>> BEGIN EXTRACTED RECORDS
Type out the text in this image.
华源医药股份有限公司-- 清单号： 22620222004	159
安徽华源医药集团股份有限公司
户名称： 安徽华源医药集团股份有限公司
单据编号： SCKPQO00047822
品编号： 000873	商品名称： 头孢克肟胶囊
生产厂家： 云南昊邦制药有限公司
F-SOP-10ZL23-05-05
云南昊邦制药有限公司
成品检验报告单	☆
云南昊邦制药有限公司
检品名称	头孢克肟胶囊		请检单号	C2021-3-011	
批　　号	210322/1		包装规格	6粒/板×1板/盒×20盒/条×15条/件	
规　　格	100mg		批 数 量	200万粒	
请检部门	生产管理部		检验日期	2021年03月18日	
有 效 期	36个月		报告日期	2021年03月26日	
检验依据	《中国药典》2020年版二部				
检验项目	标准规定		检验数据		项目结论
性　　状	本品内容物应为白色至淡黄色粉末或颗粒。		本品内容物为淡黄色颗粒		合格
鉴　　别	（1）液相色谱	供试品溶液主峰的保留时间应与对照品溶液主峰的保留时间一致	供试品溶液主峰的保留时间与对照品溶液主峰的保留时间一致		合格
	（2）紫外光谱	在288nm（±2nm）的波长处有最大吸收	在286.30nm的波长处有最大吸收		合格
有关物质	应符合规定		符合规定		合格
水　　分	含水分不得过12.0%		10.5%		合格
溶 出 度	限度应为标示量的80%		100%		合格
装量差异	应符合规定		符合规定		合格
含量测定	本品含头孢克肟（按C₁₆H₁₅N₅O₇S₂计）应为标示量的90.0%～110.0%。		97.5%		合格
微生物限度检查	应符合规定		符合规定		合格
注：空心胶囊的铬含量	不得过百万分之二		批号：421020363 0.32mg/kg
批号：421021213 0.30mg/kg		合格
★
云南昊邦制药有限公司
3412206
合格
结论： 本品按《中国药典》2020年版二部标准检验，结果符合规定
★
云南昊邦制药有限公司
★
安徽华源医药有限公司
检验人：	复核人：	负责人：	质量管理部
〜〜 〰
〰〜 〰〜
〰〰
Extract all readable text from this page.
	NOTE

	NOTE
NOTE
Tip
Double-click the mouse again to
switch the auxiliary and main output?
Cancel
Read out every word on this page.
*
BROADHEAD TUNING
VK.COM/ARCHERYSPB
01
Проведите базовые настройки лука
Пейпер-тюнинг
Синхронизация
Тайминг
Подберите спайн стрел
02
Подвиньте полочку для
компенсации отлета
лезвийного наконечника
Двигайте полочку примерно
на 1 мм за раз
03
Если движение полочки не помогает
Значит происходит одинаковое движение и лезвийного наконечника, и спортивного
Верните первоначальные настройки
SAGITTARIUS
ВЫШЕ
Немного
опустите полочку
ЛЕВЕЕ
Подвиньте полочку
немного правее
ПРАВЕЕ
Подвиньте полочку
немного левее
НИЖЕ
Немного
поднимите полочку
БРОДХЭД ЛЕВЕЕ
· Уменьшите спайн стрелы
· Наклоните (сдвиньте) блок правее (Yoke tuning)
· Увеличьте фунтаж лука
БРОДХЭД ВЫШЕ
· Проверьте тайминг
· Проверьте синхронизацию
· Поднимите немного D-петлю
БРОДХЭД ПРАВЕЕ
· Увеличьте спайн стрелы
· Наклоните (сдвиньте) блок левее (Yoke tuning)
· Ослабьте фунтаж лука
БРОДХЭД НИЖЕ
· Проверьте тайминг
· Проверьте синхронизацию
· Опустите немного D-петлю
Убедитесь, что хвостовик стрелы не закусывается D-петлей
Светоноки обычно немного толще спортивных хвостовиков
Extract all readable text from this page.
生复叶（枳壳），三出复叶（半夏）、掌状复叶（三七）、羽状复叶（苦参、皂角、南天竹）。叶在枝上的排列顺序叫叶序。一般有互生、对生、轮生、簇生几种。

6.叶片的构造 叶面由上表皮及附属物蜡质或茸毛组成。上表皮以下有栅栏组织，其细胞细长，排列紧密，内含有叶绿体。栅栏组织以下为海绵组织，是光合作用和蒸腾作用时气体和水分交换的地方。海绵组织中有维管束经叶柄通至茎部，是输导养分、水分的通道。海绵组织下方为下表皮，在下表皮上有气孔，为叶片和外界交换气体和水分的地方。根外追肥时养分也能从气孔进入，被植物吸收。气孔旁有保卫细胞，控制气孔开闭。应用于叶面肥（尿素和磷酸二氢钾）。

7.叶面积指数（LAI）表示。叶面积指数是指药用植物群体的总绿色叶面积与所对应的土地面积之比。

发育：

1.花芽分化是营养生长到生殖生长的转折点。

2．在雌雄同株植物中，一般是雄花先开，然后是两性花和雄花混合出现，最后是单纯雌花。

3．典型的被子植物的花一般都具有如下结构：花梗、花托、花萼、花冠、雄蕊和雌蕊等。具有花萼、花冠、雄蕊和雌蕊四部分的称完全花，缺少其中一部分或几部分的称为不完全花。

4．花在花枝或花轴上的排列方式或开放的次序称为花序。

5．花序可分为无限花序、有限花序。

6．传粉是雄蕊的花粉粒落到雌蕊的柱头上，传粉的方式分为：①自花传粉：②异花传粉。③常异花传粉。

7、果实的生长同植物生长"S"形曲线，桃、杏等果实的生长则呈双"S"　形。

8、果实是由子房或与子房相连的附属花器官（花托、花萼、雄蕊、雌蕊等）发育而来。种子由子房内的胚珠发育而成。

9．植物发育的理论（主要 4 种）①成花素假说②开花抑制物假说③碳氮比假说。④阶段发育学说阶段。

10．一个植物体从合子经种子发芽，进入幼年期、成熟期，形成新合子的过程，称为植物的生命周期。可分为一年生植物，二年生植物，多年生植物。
>> END EXTRACTED RECORDS
From the records above, extract every entry verbatim.

WORKED SOLUTION:
Type out the text in this image.
华源医药股份有限公司-- 清单号： 22620222004	159
安徽华源医药集团股份有限公司
户名称： 安徽华源医药集团股份有限公司
单据编号： SCKPQO00047822
品编号： 000873	商品名称： 头孢克肟胶囊
生产厂家： 云南昊邦制药有限公司
F-SOP-10ZL23-05-05
云南昊邦制药有限公司
成品检验报告单	☆
云南昊邦制药有限公司
检品名称	头孢克肟胶囊		请检单号	C2021-3-011	
批　　号	210322/1		包装规格	6粒/板×1板/盒×20盒/条×15条/件	
规　　格	100mg		批 数 量	200万粒	
请检部门	生产管理部		检验日期	2021年03月18日	
有 效 期	36个月		报告日期	2021年03月26日	
检验依据	《中国药典》2020年版二部				
检验项目	标准规定		检验数据		项目结论
性　　状	本品内容物应为白色至淡黄色粉末或颗粒。		本品内容物为淡黄色颗粒		合格
鉴　　别	（1）液相色谱	供试品溶液主峰的保留时间应与对照品溶液主峰的保留时间一致	供试品溶液主峰的保留时间与对照品溶液主峰的保留时间一致		合格
	（2）紫外光谱	在288nm（±2nm）的波长处有最大吸收	在286.30nm的波长处有最大吸收		合格
有关物质	应符合规定		符合规定		合格
水　　分	含水分不得过12.0%		10.5%		合格
溶 出 度	限度应为标示量的80%		100%		合格
装量差异	应符合规定		符合规定		合格
含量测定	本品含头孢克肟（按C₁₆H₁₅N₅O₇S₂计）应为标示量的90.0%～110.0%。		97.5%		合格
微生物限度检查	应符合规定		符合规定		合格
注：空心胶囊的铬含量	不得过百万分之二		批号：421020363 0.32mg/kg
批号：421021213 0.30mg/kg		合格
★
云南昊邦制药有限公司
3412206
合格
结论： 本品按《中国药典》2020年版二部标准检验，结果符合规定
★
云南昊邦制药有限公司
★
安徽华源医药有限公司
检验人：	复核人：	负责人：	质量管理部
〜〜 〰
〰〜 〰〜
〰〰
Extract all readable text from this page.
	NOTE

	NOTE
NOTE
Tip
Double-click the mouse again to
switch the auxiliary and main output?
Cancel
Read out every word on this page.
*
BROADHEAD TUNING
VK.COM/ARCHERYSPB
01
Проведите базовые настройки лука
Пейпер-тюнинг
Синхронизация
Тайминг
Подберите спайн стрел
02
Подвиньте полочку для
компенсации отлета
лезвийного наконечника
Двигайте полочку примерно
на 1 мм за раз
03
Если движение полочки не помогает
Значит происходит одинаковое движение и лезвийного наконечника, и спортивного
Верните первоначальные настройки
SAGITTARIUS
ВЫШЕ
Немного
опустите полочку
ЛЕВЕЕ
Подвиньте полочку
немного правее
ПРАВЕЕ
Подвиньте полочку
немного левее
НИЖЕ
Немного
поднимите полочку
БРОДХЭД ЛЕВЕЕ
· Уменьшите спайн стрелы
· Наклоните (сдвиньте) блок правее (Yoke tuning)
· Увеличьте фунтаж лука
БРОДХЭД ВЫШЕ
· Проверьте тайминг
· Проверьте синхронизацию
· Поднимите немного D-петлю
БРОДХЭД ПРАВЕЕ
· Увеличьте спайн стрелы
· Наклоните (сдвиньте) блок левее (Yoke tuning)
· Ослабьте фунтаж лука
БРОДХЭД НИЖЕ
· Проверьте тайминг
· Проверьте синхронизацию
· Опустите немного D-петлю
Убедитесь, что хвостовик стрелы не закусывается D-петлей
Светоноки обычно немного толще спортивных хвостовиков
Extract all readable text from this page.
生复叶（枳壳），三出复叶（半夏）、掌状复叶（三七）、羽状复叶（苦参、皂角、南天竹）。叶在枝上的排列顺序叫叶序。一般有互生、对生、轮生、簇生几种。

6.叶片的构造 叶面由上表皮及附属物蜡质或茸毛组成。上表皮以下有栅栏组织，其细胞细长，排列紧密，内含有叶绿体。栅栏组织以下为海绵组织，是光合作用和蒸腾作用时气体和水分交换的地方。海绵组织中有维管束经叶柄通至茎部，是输导养分、水分的通道。海绵组织下方为下表皮，在下表皮上有气孔，为叶片和外界交换气体和水分的地方。根外追肥时养分也能从气孔进入，被植物吸收。气孔旁有保卫细胞，控制气孔开闭。应用于叶面肥（尿素和磷酸二氢钾）。

7.叶面积指数（LAI）表示。叶面积指数是指药用植物群体的总绿色叶面积与所对应的土地面积之比。

发育：

1.花芽分化是营养生长到生殖生长的转折点。

2．在雌雄同株植物中，一般是雄花先开，然后是两性花和雄花混合出现，最后是单纯雌花。

3．典型的被子植物的花一般都具有如下结构：花梗、花托、花萼、花冠、雄蕊和雌蕊等。具有花萼、花冠、雄蕊和雌蕊四部分的称完全花，缺少其中一部分或几部分的称为不完全花。

4．花在花枝或花轴上的排列方式或开放的次序称为花序。

5．花序可分为无限花序、有限花序。

6．传粉是雄蕊的花粉粒落到雌蕊的柱头上，传粉的方式分为：①自花传粉：②异花传粉。③常异花传粉。

7、果实的生长同植物生长"S"形曲线，桃、杏等果实的生长则呈双"S"　形。

8、果实是由子房或与子房相连的附属花器官（花托、花萼、雄蕊、雌蕊等）发育而来。种子由子房内的胚珠发育而成。

9．植物发育的理论（主要 4 种）①成花素假说②开花抑制物假说③碳氮比假说。④阶段发育学说阶段。

10．一个植物体从合子经种子发芽，进入幼年期、成熟期，形成新合子的过程，称为植物的生命周期。可分为一年生植物，二年生植物，多年生植物。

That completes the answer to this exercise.